Return the material word for word. Do not include pictures.

[start of RECORDS PROVIDED]

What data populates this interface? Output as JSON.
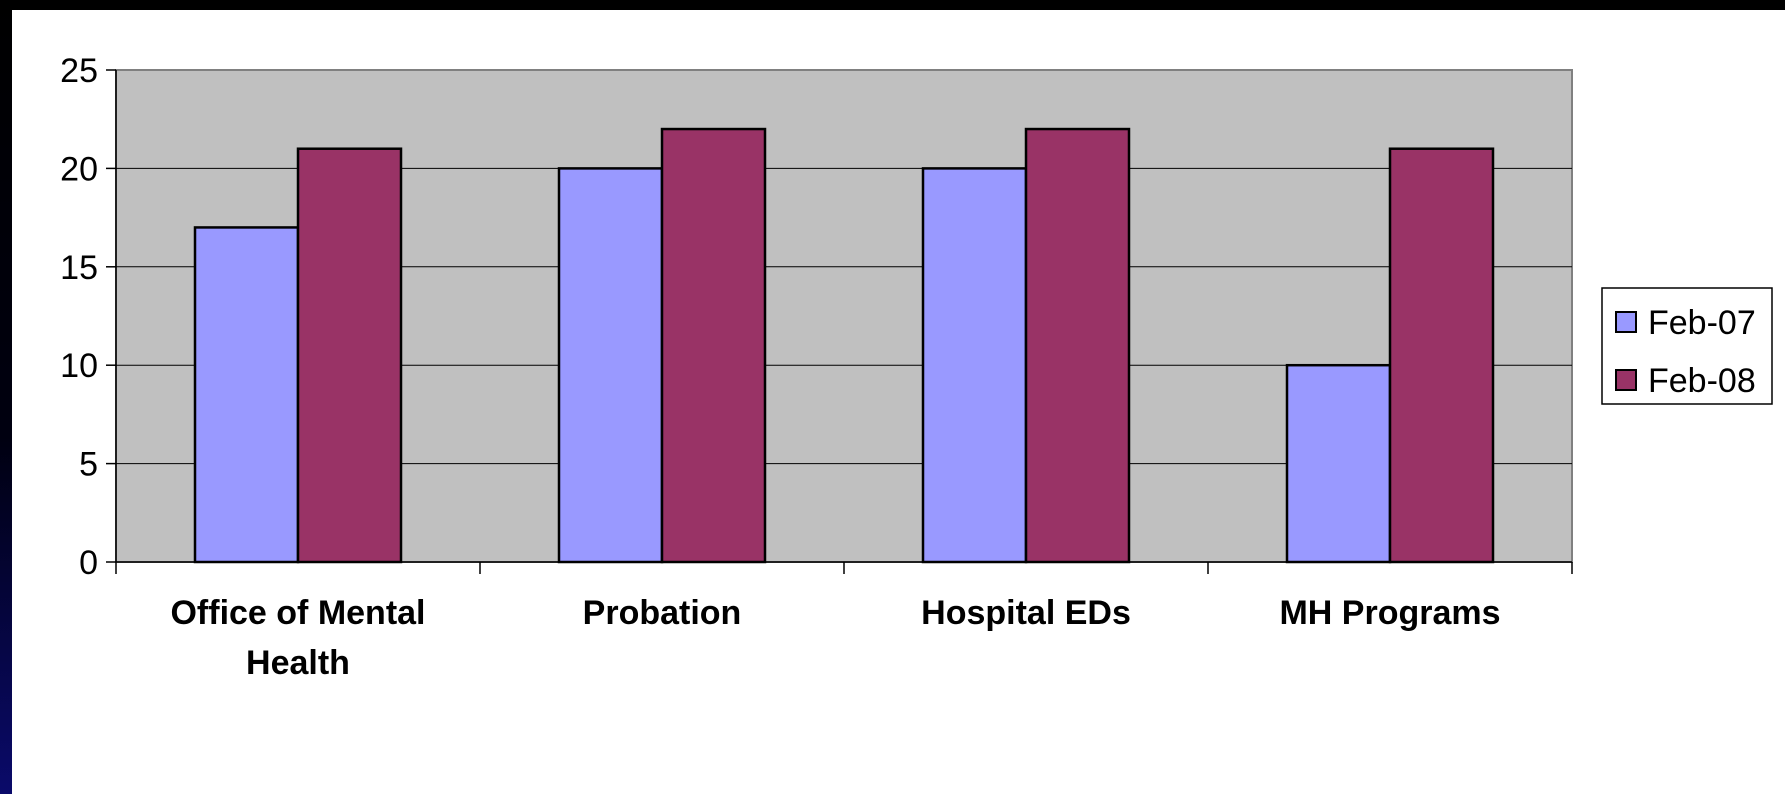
{
  "chart_data": {
    "type": "bar",
    "categories": [
      [
        "Office of Mental",
        "Health"
      ],
      [
        "Probation"
      ],
      [
        "Hospital EDs"
      ],
      [
        "MH Programs"
      ]
    ],
    "series": [
      {
        "name": "Feb-07",
        "color": "#9999ff",
        "values": [
          17,
          20,
          20,
          10
        ]
      },
      {
        "name": "Feb-08",
        "color": "#993366",
        "values": [
          21,
          22,
          22,
          21
        ]
      }
    ],
    "title": "",
    "xlabel": "",
    "ylabel": "",
    "ylim": [
      0,
      25
    ],
    "yticks": [
      "0",
      "5",
      "10",
      "15",
      "20",
      "25"
    ],
    "grid": true,
    "plot_background": "#c0c0c0",
    "legend_position": "right"
  }
}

[end of RECORDS PROVIDED]

§ **SOLUTION FOR THIS PROBLEM**:
What data populates this interface? Output as JSON.
{
  "chart_data": {
    "type": "bar",
    "categories": [
      [
        "Office of Mental",
        "Health"
      ],
      [
        "Probation"
      ],
      [
        "Hospital EDs"
      ],
      [
        "MH Programs"
      ]
    ],
    "series": [
      {
        "name": "Feb-07",
        "color": "#9999ff",
        "values": [
          17,
          20,
          20,
          10
        ]
      },
      {
        "name": "Feb-08",
        "color": "#993366",
        "values": [
          21,
          22,
          22,
          21
        ]
      }
    ],
    "title": "",
    "xlabel": "",
    "ylabel": "",
    "ylim": [
      0,
      25
    ],
    "yticks": [
      "0",
      "5",
      "10",
      "15",
      "20",
      "25"
    ],
    "grid": true,
    "plot_background": "#c0c0c0",
    "legend_position": "right"
  }
}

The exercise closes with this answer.